# Problem statement
The answer is a single number: how many lines hold the string "bottom".

Extracted records
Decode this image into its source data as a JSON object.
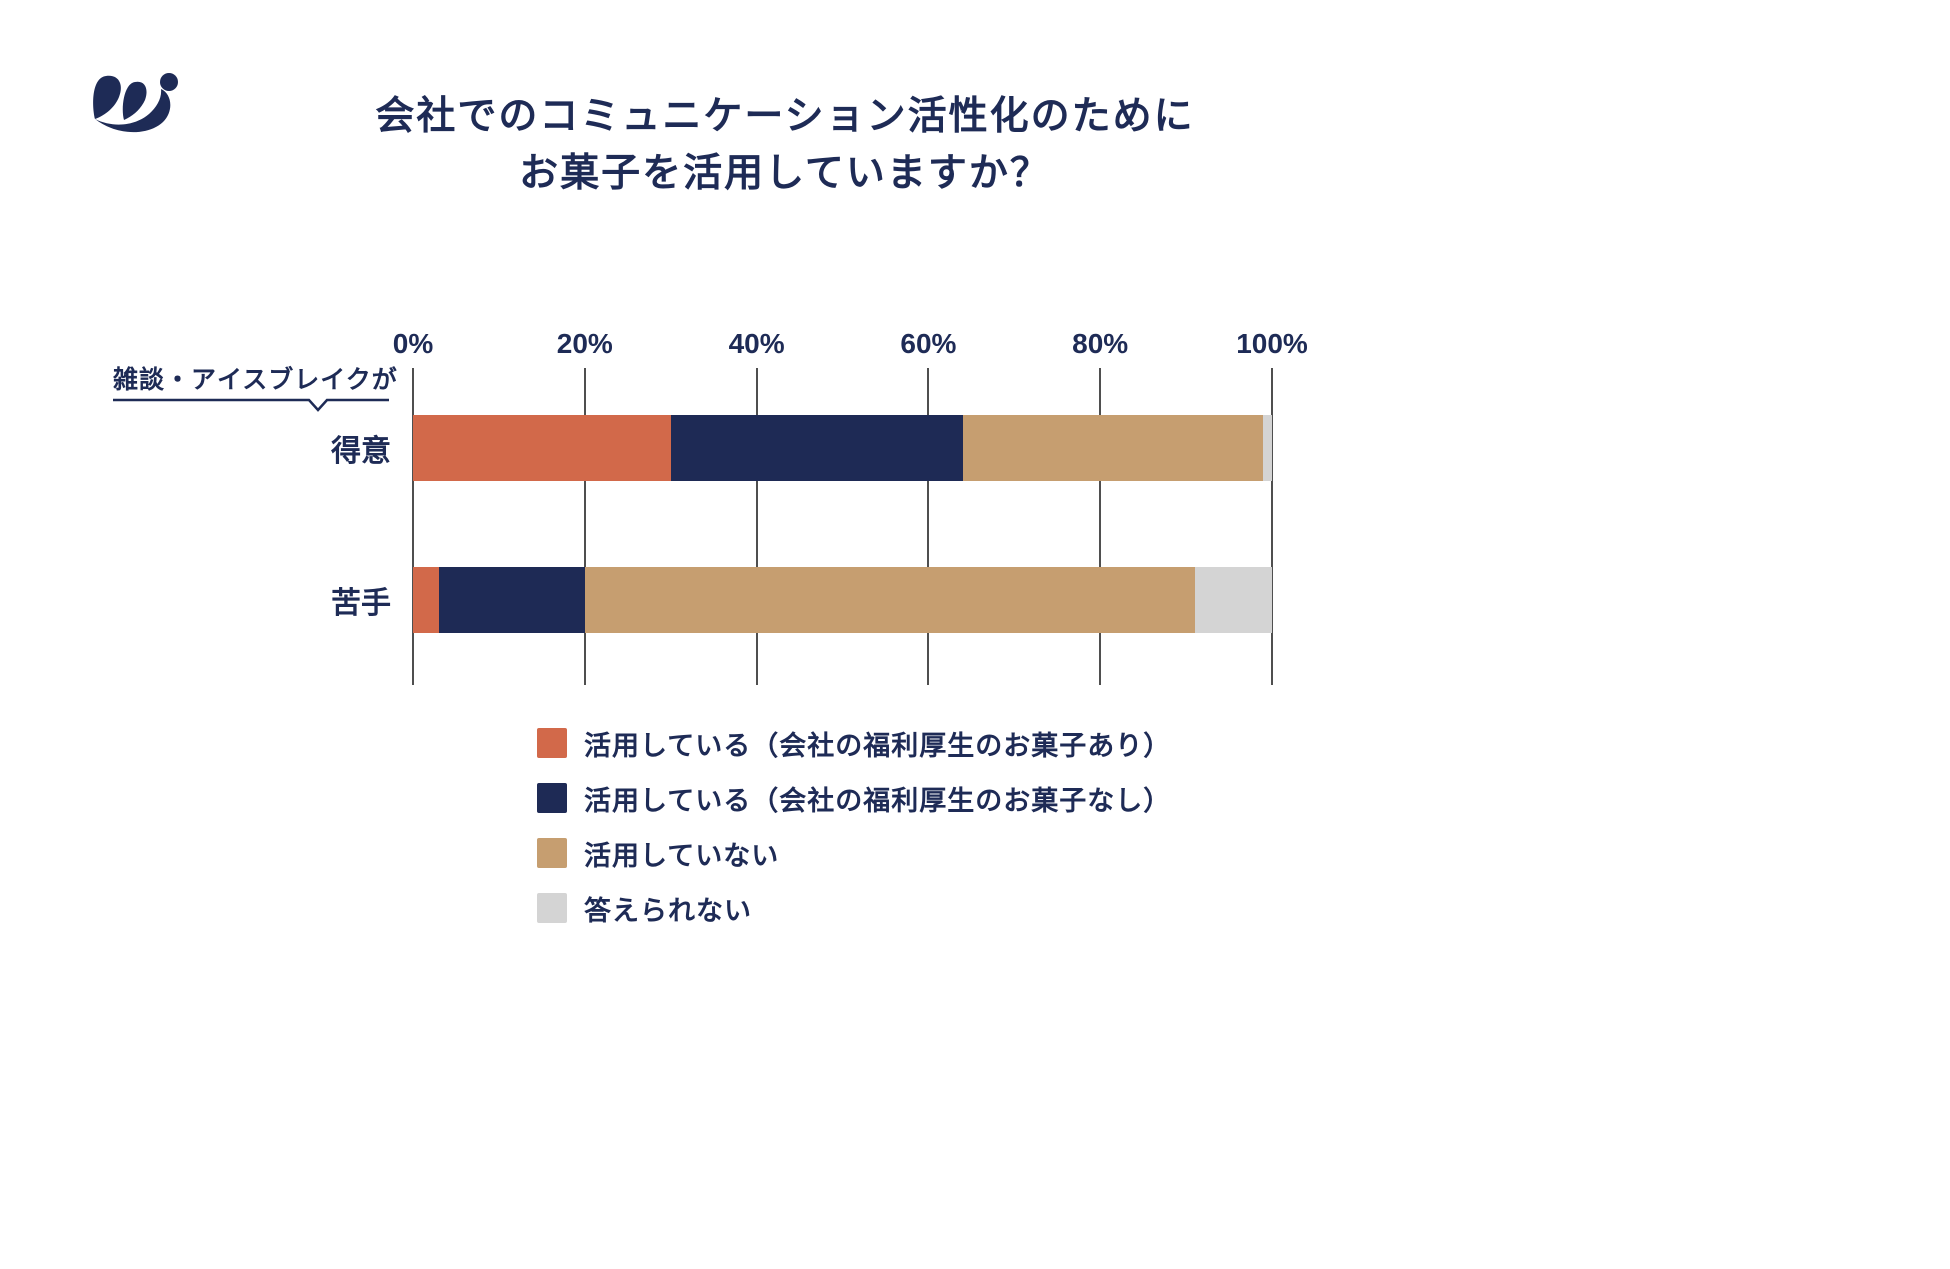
{
  "page": {
    "background": "#ffffff",
    "text_color": "#1e2b56"
  },
  "title": {
    "line1": "会社でのコミュニケーション活性化のために",
    "line2": "お菓子を活用していますか？"
  },
  "axis_annotation": "雑談・アイスブレイクが",
  "chart_data": {
    "type": "bar",
    "orientation": "horizontal",
    "stacked": true,
    "unit": "%",
    "xlim": [
      0,
      100
    ],
    "grid": true,
    "legend_position": "bottom",
    "x_ticks": [
      {
        "value": 0,
        "label": "0%"
      },
      {
        "value": 20,
        "label": "20%"
      },
      {
        "value": 40,
        "label": "40%"
      },
      {
        "value": 60,
        "label": "60%"
      },
      {
        "value": 80,
        "label": "80%"
      },
      {
        "value": 100,
        "label": "100%"
      }
    ],
    "categories": [
      "得意",
      "苦手"
    ],
    "series": [
      {
        "name": "活用している（会社の福利厚生のお菓子あり）",
        "color": "#d2694a",
        "values": [
          30,
          3
        ]
      },
      {
        "name": "活用している（会社の福利厚生のお菓子なし）",
        "color": "#1e2a55",
        "values": [
          34,
          17
        ]
      },
      {
        "name": "活用していない",
        "color": "#c69e70",
        "values": [
          35,
          71
        ]
      },
      {
        "name": "答えられない",
        "color": "#d4d4d4",
        "values": [
          1,
          9
        ]
      }
    ]
  }
}
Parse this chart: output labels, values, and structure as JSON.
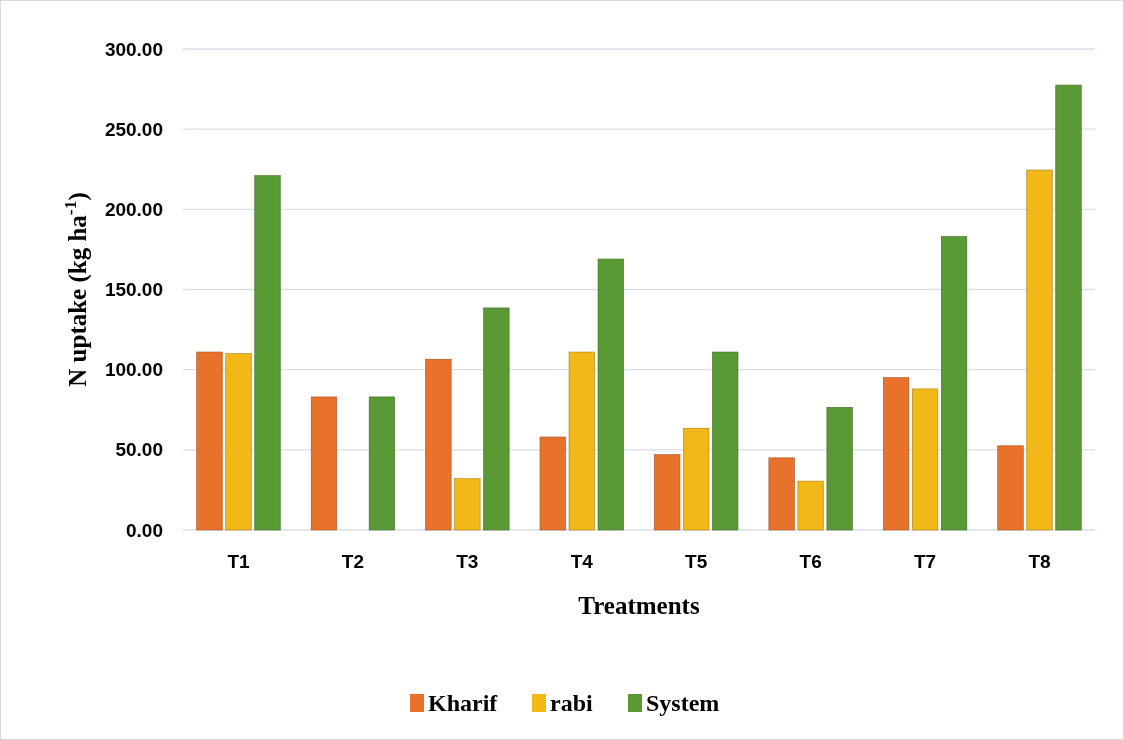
{
  "chart_data": {
    "type": "bar",
    "xlabel": "Treatments",
    "ylabel": "N uptake (kg ha$^{-1}$)",
    "categories": [
      "T1",
      "T2",
      "T3",
      "T4",
      "T5",
      "T6",
      "T7",
      "T8"
    ],
    "series": [
      {
        "name": "Kharif",
        "color": "#e8722c",
        "values": [
          111,
          83,
          106.5,
          58,
          47,
          45,
          95,
          52.5
        ]
      },
      {
        "name": "rabi",
        "color": "#f2b818",
        "values": [
          110,
          0,
          32,
          111,
          63.5,
          30.5,
          88,
          224.5
        ]
      },
      {
        "name": "System",
        "color": "#5a9a34",
        "values": [
          221,
          83,
          138.5,
          169,
          111,
          76.5,
          183,
          277.5
        ]
      }
    ],
    "ylim": [
      0,
      300
    ],
    "yticks": [
      {
        "value": 0,
        "label": "0.00"
      },
      {
        "value": 50,
        "label": "50.00"
      },
      {
        "value": 100,
        "label": "100.00"
      },
      {
        "value": 150,
        "label": "150.00"
      },
      {
        "value": 200,
        "label": "200.00"
      },
      {
        "value": 250,
        "label": "250.00"
      },
      {
        "value": 300,
        "label": "300.00"
      }
    ],
    "grid": "y",
    "legend": "bottom"
  }
}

# The result
2